» Work required:
Return exactly the lines of the data below, from the one that contains "Convert this screenshot" through the final line, and leave out every picture.

++++

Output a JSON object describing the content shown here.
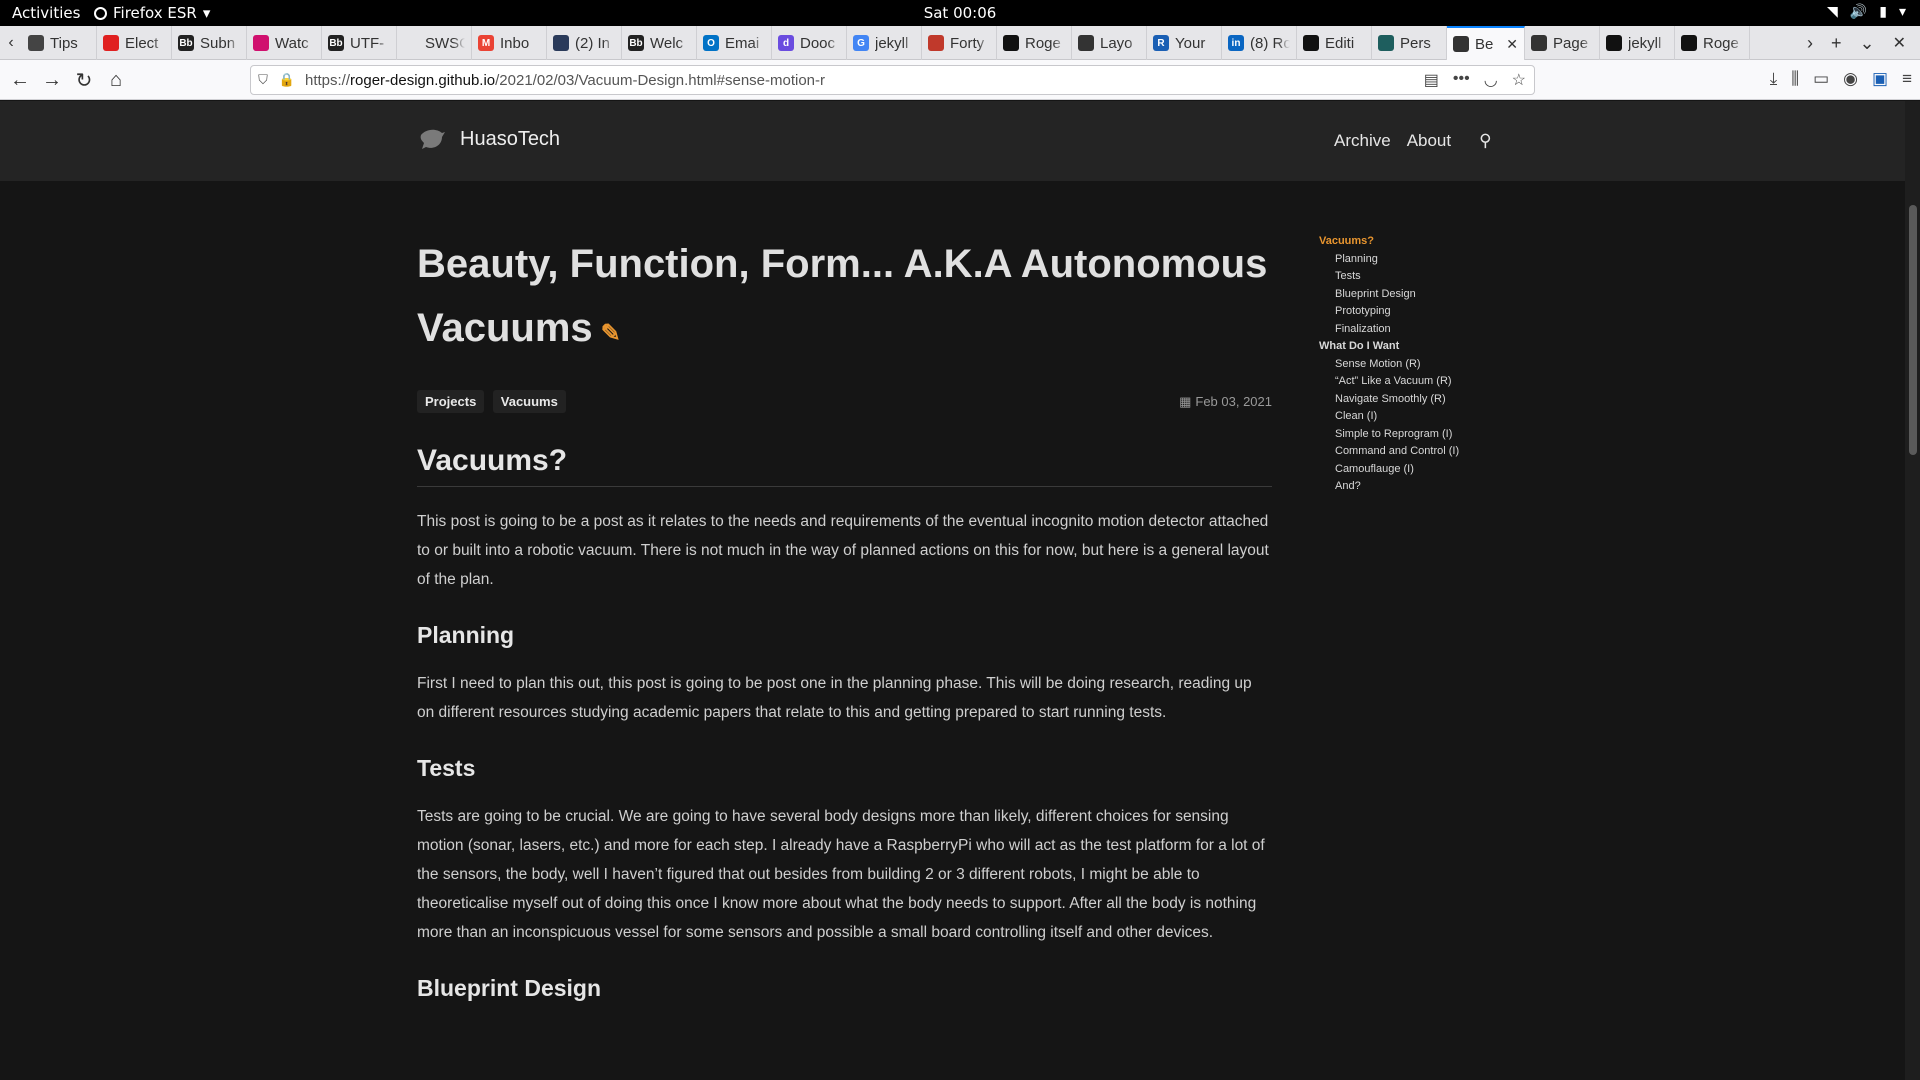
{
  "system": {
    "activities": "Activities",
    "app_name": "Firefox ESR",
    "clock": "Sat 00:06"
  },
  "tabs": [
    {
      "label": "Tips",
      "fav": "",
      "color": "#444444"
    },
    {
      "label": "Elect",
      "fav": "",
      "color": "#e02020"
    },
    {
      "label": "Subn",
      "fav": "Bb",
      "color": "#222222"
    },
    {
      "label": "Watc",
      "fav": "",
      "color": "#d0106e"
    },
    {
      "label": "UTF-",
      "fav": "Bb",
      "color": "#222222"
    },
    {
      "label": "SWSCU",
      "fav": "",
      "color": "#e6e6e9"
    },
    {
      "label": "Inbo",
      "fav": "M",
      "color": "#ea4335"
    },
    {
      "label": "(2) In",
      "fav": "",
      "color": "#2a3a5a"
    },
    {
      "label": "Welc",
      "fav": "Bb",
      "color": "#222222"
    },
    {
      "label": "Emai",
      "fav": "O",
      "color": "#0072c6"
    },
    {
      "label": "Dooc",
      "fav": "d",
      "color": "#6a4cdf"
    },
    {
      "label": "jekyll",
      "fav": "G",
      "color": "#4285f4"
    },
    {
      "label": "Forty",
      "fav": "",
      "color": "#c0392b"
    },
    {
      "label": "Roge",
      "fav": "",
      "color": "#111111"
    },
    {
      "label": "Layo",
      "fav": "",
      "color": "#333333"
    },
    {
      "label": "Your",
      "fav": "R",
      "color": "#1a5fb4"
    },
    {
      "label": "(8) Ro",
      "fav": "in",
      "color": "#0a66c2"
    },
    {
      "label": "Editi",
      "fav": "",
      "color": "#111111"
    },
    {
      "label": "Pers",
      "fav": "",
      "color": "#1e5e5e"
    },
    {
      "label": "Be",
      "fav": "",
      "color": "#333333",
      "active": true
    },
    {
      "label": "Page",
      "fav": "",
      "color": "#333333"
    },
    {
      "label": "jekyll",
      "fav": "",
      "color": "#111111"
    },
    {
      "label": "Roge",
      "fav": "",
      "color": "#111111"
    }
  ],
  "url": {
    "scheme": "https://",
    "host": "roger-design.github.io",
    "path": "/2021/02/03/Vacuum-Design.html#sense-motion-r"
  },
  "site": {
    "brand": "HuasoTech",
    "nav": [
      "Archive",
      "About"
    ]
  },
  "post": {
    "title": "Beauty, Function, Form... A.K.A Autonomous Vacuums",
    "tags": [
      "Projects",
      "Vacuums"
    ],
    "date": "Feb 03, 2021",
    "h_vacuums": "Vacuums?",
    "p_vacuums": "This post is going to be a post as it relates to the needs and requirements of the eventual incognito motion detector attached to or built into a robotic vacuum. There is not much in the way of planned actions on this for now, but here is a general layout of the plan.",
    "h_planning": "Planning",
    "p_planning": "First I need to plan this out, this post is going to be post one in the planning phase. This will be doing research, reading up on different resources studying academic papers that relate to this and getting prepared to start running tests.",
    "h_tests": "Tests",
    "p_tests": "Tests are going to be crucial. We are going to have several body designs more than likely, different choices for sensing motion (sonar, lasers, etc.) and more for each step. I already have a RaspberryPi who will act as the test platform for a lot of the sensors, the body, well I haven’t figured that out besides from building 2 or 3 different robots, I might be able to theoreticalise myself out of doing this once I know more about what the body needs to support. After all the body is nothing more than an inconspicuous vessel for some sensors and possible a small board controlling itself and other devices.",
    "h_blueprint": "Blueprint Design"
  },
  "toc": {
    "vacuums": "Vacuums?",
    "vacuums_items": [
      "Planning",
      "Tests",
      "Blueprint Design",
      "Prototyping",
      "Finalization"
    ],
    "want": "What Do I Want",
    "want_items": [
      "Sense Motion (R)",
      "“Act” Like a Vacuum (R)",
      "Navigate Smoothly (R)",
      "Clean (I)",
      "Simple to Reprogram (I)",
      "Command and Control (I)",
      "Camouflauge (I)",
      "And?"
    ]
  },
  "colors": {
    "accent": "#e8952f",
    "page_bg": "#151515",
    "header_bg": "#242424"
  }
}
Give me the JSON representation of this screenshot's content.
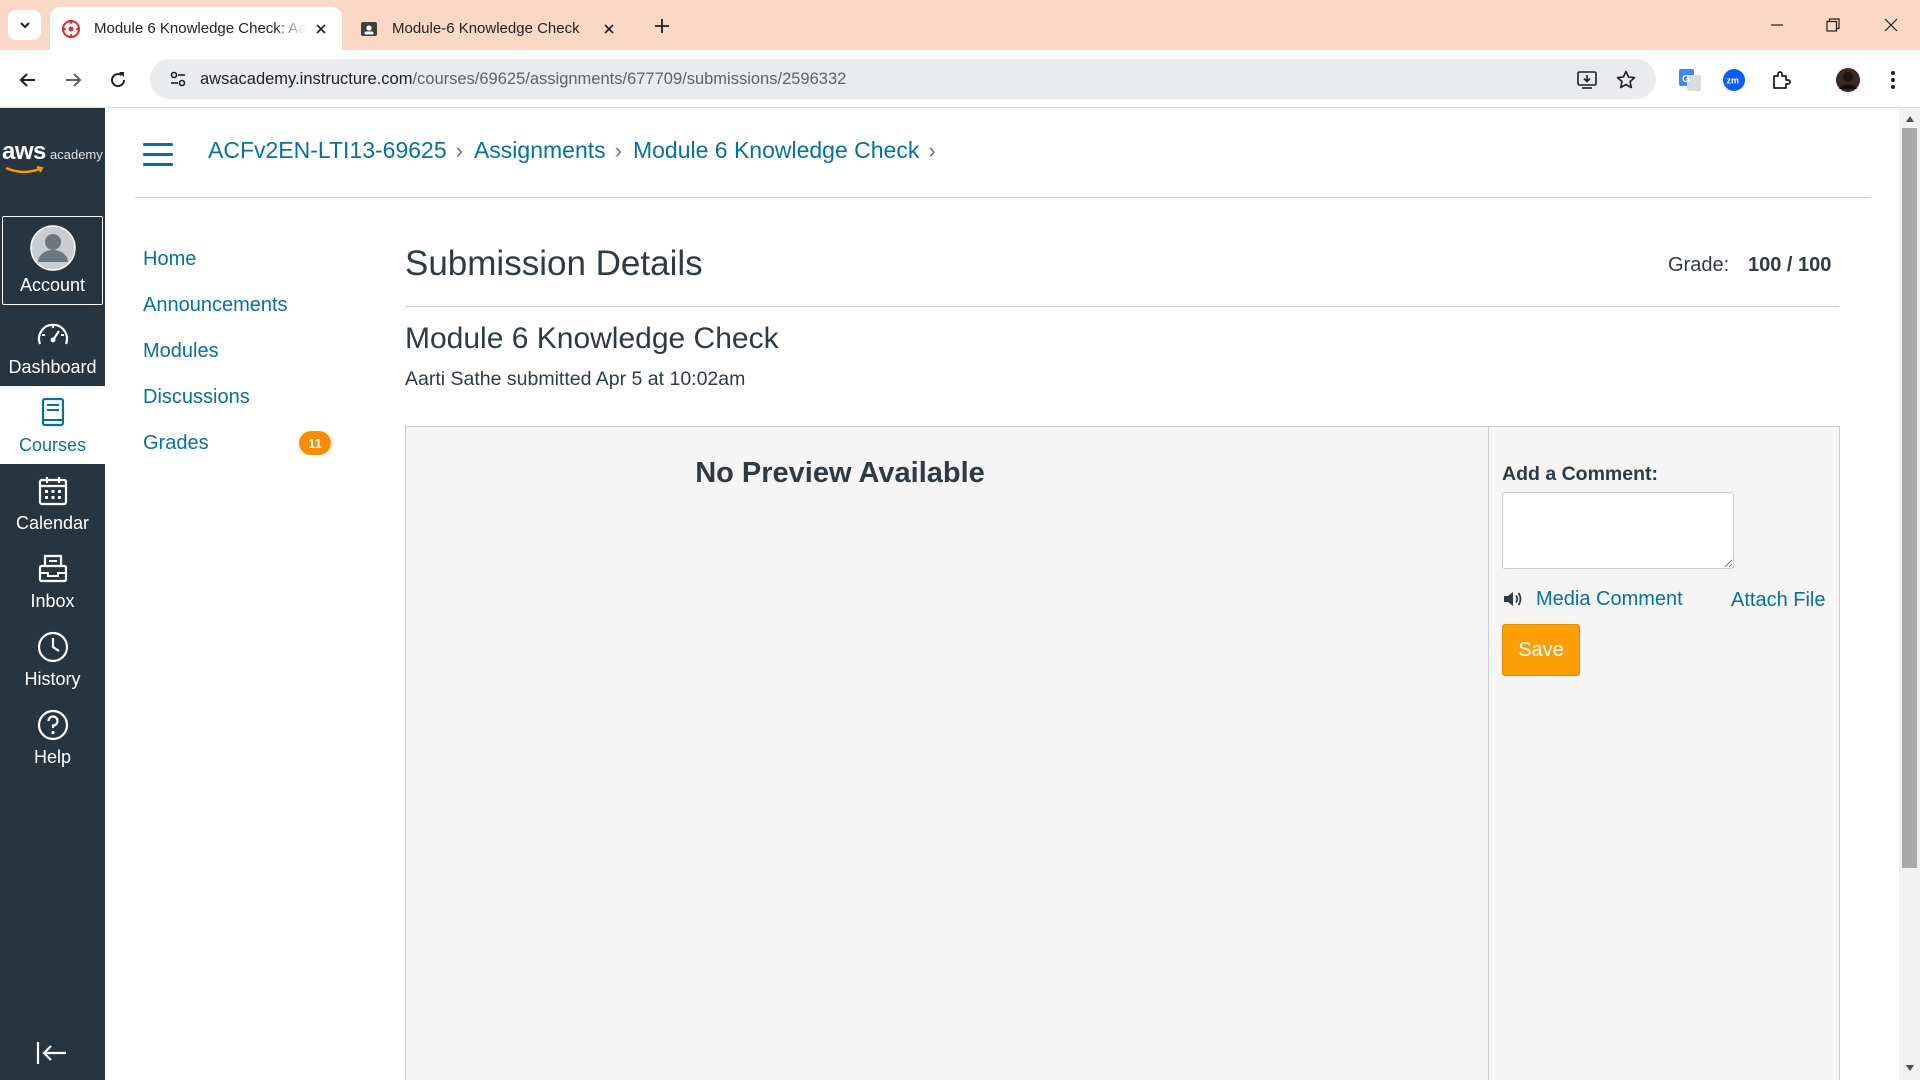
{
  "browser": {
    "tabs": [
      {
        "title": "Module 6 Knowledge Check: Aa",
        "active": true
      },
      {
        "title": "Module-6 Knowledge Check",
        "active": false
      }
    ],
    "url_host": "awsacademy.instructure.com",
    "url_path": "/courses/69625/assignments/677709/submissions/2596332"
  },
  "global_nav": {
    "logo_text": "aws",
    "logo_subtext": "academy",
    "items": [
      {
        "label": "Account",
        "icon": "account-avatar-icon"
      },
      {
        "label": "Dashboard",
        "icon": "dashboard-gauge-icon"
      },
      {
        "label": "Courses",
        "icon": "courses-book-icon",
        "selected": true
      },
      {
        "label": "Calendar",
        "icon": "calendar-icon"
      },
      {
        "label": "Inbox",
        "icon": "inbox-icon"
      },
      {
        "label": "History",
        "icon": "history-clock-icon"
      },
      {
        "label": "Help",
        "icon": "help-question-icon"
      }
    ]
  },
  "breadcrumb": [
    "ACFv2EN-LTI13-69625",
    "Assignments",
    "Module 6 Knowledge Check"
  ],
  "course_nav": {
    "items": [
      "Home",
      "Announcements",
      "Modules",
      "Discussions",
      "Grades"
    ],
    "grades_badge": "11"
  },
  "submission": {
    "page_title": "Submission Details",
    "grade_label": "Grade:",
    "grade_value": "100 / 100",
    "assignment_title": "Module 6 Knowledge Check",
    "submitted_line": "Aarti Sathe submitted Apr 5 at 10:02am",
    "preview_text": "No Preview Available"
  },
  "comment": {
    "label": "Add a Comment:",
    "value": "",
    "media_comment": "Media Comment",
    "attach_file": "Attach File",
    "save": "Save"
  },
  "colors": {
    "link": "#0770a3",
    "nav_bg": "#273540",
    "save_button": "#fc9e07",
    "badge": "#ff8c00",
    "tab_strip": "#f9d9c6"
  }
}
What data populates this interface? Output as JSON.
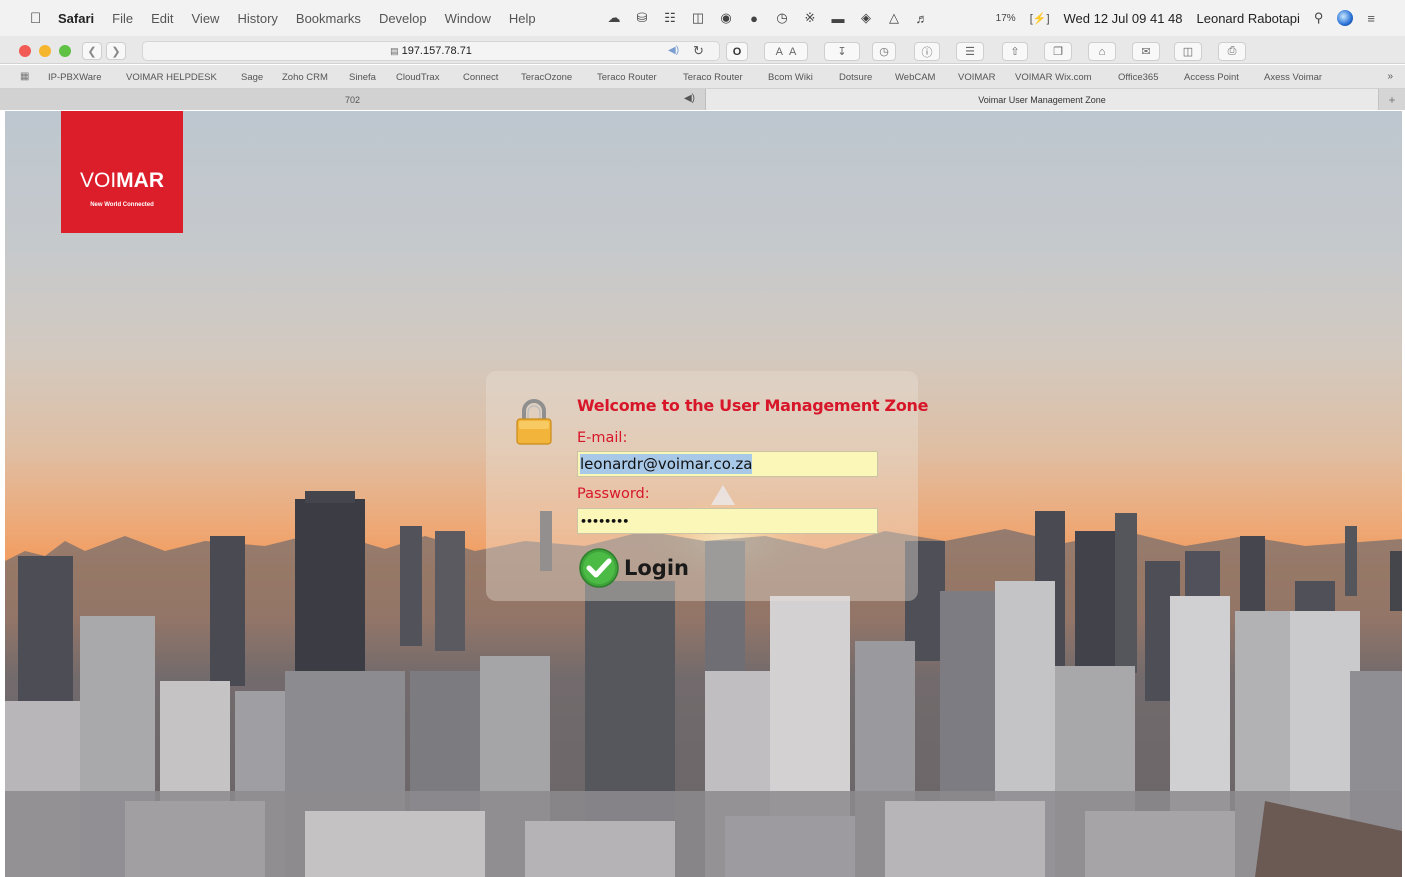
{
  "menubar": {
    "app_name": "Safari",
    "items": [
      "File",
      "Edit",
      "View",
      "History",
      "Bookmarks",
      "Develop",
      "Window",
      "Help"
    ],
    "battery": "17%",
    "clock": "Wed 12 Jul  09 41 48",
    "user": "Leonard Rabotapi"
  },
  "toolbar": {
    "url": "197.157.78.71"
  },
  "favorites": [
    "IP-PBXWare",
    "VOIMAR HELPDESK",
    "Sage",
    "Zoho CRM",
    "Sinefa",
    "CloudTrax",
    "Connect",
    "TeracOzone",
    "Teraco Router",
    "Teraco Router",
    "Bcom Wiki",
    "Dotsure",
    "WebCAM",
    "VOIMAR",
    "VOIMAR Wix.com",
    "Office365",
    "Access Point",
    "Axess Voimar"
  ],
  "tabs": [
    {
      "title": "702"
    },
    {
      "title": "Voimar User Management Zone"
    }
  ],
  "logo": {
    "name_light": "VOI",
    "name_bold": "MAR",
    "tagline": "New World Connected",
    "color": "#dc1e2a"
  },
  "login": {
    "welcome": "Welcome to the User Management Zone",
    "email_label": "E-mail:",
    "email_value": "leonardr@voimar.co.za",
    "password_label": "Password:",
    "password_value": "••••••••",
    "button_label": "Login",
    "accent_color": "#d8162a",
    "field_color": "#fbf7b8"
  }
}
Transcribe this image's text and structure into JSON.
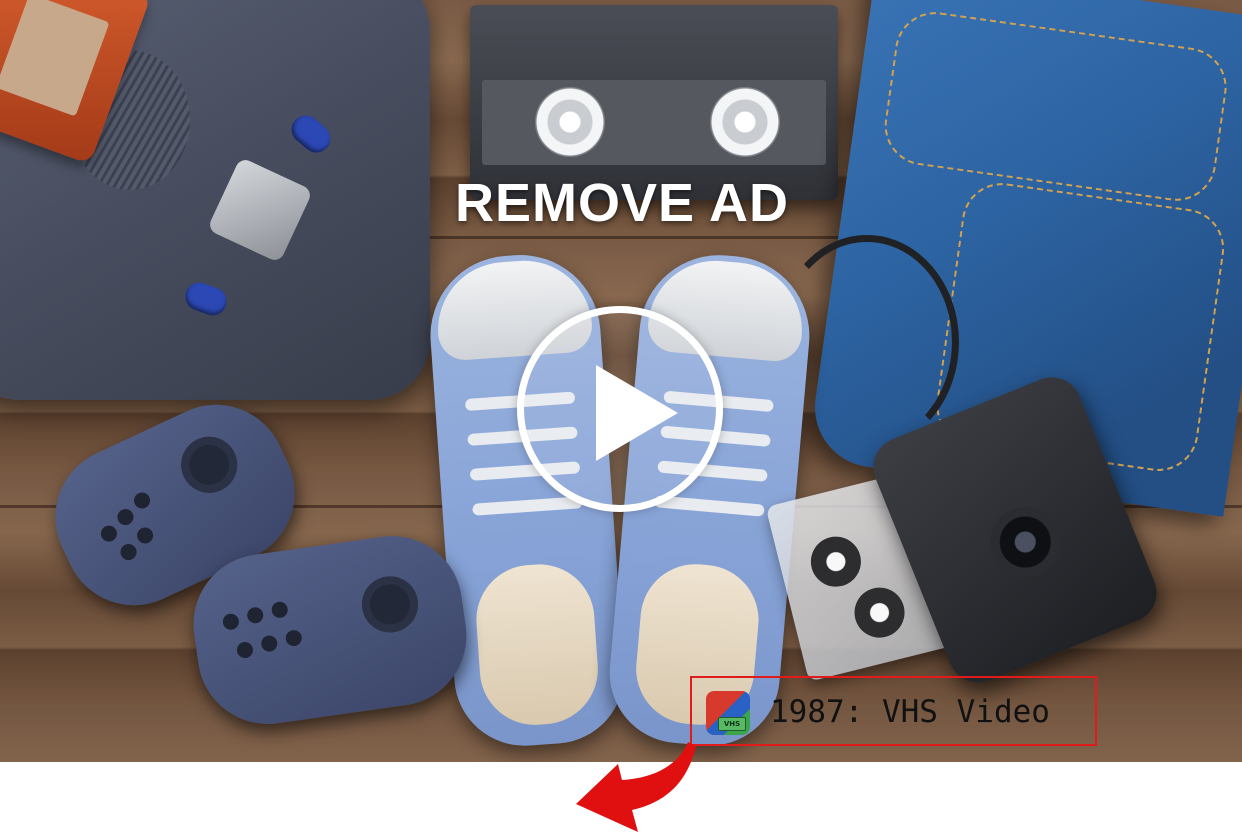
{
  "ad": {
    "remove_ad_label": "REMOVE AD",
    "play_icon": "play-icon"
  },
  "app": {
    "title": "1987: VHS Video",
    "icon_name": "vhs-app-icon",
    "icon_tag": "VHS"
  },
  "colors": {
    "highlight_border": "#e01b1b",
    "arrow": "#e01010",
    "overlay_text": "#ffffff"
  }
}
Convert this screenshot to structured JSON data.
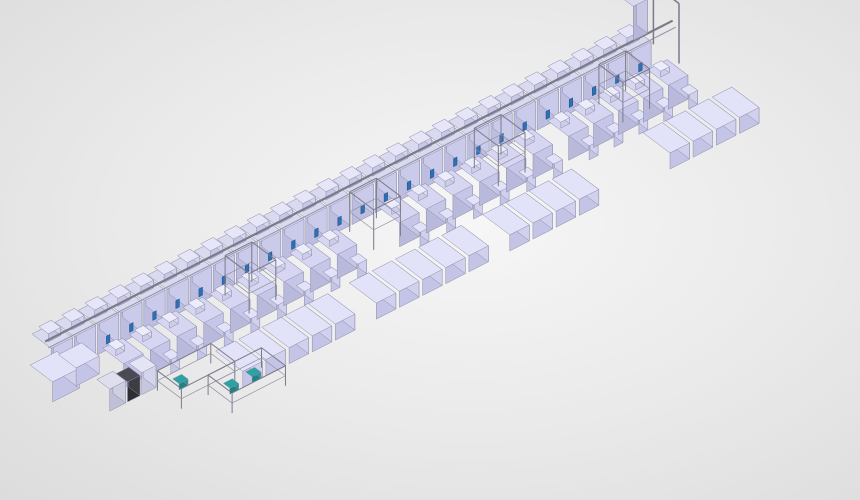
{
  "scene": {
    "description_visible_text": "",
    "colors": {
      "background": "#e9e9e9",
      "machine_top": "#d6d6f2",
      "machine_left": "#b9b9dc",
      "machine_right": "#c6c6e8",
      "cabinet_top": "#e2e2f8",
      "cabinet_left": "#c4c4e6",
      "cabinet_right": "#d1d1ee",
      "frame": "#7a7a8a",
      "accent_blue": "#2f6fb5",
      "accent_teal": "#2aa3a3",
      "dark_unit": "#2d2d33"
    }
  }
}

++++

» Full solution:
Convert this screenshot to structured JSON data.
{
  "scene": {
    "description_visible_text": "",
    "colors": {
      "background": "#e9e9e9",
      "machine_top": "#d6d6f2",
      "machine_left": "#b9b9dc",
      "machine_right": "#c6c6e8",
      "cabinet_top": "#e2e2f8",
      "cabinet_left": "#c4c4e6",
      "cabinet_right": "#d1d1ee",
      "frame": "#7a7a8a",
      "accent_blue": "#2f6fb5",
      "accent_teal": "#2aa3a3",
      "dark_unit": "#2d2d33"
    }
  }
}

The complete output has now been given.